• [The problem]
Check each line of the data below for the word "Model", then extract the ones that have it.

(Entries taken from a collection)
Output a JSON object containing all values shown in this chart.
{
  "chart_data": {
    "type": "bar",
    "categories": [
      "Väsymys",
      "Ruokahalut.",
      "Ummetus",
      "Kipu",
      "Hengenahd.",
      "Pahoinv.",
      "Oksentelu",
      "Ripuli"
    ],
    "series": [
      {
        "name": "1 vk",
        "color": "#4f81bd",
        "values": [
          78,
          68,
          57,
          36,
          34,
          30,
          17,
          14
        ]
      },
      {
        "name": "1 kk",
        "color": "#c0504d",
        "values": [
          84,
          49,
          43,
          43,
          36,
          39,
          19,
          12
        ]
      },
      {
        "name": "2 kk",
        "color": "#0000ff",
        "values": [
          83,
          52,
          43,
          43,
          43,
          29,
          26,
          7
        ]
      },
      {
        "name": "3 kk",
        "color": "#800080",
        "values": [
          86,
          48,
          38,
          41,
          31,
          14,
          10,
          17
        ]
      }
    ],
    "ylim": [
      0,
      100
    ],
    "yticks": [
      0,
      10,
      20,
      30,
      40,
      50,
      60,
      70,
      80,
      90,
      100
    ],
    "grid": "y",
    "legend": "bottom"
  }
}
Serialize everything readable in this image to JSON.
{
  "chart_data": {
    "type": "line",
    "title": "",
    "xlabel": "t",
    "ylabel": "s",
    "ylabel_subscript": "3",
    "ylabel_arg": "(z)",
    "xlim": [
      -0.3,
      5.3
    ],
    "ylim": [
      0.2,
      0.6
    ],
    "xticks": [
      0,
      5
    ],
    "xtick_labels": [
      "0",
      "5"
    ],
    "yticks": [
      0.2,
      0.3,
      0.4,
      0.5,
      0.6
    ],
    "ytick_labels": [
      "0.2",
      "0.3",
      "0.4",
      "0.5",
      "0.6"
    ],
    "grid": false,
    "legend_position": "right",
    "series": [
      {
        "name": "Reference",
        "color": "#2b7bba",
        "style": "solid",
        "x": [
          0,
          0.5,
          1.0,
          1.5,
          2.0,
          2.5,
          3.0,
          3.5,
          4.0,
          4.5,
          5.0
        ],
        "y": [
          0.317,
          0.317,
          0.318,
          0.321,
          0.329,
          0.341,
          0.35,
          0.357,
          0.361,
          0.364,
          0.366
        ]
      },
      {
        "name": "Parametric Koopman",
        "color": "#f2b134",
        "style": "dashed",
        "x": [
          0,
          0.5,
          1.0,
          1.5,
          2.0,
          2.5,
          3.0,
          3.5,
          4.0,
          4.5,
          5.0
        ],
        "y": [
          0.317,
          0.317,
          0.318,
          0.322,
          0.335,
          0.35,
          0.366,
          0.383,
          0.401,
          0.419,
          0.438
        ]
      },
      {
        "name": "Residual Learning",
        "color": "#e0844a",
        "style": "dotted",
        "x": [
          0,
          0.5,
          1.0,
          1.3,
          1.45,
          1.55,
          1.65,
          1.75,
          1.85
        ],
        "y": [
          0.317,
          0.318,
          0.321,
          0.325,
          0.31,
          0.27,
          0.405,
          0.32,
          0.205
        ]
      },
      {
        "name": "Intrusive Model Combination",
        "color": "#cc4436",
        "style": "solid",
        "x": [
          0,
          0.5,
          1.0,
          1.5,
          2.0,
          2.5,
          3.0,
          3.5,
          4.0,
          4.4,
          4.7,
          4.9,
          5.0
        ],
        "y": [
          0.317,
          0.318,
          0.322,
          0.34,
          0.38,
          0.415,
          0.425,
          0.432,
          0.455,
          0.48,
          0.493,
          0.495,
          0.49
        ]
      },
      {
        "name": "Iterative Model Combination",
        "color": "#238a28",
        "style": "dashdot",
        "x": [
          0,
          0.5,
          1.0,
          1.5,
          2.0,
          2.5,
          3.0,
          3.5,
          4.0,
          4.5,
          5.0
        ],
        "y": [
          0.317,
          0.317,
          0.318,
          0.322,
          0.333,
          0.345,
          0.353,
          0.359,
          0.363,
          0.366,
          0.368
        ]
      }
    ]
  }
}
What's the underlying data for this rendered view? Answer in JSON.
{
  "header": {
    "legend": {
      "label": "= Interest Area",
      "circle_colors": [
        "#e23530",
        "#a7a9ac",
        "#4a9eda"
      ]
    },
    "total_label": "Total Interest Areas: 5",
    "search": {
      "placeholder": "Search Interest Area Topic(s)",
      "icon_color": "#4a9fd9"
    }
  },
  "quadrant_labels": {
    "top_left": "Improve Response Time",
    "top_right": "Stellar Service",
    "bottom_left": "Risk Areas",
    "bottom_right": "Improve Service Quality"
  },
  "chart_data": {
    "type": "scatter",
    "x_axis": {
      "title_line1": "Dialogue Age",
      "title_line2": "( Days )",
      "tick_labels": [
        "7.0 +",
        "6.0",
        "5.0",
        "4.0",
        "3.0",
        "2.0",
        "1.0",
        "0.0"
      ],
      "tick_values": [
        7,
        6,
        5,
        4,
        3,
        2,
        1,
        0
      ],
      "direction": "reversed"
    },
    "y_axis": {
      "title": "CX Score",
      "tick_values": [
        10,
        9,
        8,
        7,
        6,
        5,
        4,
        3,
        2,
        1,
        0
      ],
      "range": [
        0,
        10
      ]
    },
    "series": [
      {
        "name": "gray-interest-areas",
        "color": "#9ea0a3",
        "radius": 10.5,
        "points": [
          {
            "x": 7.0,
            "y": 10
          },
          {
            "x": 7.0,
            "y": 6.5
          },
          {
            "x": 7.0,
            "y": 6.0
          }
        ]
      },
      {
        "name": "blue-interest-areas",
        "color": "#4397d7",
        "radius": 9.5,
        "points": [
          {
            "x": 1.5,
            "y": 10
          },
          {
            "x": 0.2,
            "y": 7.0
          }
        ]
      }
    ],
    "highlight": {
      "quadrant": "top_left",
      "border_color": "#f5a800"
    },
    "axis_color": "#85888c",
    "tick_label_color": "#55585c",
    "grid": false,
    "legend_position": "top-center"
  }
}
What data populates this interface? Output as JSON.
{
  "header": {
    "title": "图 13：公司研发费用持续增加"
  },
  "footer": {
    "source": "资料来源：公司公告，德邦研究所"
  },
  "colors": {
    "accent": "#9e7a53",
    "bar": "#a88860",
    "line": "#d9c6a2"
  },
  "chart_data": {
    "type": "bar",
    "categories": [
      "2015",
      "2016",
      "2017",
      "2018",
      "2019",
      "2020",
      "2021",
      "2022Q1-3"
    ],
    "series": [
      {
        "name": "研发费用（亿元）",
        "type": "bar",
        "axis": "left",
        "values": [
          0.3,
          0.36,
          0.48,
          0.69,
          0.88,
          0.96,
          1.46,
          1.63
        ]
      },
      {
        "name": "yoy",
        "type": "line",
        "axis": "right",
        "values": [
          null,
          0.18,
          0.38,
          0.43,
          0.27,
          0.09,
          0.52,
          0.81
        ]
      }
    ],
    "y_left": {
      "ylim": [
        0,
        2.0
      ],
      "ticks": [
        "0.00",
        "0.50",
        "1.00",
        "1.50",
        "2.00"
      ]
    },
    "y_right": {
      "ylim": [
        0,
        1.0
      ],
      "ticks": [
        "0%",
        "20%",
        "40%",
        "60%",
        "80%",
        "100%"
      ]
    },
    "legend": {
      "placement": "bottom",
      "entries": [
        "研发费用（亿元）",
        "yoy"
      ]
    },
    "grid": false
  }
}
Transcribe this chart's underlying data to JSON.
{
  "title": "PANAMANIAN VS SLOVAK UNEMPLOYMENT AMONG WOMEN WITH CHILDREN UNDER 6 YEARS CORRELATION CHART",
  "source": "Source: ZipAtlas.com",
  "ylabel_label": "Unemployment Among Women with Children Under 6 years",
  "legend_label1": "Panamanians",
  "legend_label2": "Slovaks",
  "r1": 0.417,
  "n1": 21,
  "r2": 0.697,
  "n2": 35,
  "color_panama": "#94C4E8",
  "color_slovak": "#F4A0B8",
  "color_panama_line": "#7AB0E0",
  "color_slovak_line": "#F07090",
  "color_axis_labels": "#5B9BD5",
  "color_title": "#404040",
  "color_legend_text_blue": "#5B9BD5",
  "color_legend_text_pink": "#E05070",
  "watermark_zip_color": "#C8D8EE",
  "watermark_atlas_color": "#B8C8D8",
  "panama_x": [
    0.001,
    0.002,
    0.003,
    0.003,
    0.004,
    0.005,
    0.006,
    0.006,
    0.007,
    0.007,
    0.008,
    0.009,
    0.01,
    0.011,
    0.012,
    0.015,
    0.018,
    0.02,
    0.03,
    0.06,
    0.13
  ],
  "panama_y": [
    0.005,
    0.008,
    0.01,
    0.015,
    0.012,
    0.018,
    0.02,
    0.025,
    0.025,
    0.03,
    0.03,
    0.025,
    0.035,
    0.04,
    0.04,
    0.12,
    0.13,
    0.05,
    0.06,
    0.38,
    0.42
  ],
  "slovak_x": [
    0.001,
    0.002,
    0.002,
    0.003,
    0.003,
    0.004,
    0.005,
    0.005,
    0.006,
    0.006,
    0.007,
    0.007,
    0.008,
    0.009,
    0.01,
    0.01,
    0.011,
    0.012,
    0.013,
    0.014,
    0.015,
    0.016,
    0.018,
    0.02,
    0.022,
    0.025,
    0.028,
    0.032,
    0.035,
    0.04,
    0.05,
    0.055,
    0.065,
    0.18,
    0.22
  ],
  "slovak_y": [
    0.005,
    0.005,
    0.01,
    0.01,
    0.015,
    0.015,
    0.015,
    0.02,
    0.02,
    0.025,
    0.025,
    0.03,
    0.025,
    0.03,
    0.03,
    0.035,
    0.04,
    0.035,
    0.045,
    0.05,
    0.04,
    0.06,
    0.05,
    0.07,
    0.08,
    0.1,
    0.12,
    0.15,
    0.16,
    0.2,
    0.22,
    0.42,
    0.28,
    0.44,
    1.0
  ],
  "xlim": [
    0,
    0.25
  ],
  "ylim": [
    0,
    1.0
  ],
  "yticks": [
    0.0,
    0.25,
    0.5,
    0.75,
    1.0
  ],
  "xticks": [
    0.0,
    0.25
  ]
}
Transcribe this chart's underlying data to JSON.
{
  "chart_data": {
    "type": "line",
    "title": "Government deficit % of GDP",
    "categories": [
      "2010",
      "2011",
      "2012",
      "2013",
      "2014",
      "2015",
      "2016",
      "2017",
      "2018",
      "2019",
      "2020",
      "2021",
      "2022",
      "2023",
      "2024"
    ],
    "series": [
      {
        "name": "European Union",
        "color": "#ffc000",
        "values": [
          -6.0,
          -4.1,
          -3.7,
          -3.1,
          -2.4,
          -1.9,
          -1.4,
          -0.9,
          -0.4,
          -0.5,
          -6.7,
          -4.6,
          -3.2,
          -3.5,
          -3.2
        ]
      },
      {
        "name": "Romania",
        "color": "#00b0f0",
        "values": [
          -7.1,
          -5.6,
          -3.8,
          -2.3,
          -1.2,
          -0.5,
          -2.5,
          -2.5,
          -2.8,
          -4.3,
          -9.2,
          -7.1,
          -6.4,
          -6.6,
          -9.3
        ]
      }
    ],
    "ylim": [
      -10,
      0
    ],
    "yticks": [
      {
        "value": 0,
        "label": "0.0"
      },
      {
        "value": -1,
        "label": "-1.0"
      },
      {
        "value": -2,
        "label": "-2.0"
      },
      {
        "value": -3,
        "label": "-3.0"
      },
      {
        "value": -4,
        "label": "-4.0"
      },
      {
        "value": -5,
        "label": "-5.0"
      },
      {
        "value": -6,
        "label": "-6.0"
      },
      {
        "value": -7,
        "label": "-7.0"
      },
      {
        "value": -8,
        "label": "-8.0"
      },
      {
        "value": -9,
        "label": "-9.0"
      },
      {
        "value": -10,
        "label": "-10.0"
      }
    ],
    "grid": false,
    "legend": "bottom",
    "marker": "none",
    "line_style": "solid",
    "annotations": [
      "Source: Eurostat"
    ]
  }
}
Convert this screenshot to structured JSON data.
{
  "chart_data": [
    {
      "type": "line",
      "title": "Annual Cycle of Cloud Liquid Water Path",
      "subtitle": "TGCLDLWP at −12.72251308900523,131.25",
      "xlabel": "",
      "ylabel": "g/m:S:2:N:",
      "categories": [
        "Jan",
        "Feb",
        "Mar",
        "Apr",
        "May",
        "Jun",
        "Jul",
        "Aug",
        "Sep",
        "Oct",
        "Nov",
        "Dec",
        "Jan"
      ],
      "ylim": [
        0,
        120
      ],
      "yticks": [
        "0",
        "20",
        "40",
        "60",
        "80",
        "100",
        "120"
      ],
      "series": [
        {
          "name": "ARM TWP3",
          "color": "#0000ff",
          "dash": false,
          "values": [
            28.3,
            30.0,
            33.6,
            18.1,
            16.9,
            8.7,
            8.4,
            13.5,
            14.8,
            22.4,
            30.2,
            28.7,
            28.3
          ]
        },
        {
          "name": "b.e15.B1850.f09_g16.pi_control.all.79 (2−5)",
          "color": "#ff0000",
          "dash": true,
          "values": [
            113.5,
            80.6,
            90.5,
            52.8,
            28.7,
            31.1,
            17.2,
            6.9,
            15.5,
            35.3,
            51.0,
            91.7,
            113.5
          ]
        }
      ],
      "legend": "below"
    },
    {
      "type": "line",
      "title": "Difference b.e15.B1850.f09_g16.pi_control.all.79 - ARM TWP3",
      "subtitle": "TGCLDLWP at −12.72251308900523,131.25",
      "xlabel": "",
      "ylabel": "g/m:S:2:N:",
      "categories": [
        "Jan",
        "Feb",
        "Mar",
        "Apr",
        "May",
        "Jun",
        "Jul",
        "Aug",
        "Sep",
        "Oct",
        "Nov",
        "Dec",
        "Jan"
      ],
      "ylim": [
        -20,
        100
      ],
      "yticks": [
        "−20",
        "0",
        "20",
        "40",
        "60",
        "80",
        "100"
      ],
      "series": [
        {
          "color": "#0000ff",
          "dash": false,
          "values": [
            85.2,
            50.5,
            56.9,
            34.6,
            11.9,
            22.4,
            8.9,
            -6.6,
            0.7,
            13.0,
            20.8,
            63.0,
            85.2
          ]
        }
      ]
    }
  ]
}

• [Answer below]
        "name": "Intrusive Model Combination",
        "name": "Iterative Model Combination",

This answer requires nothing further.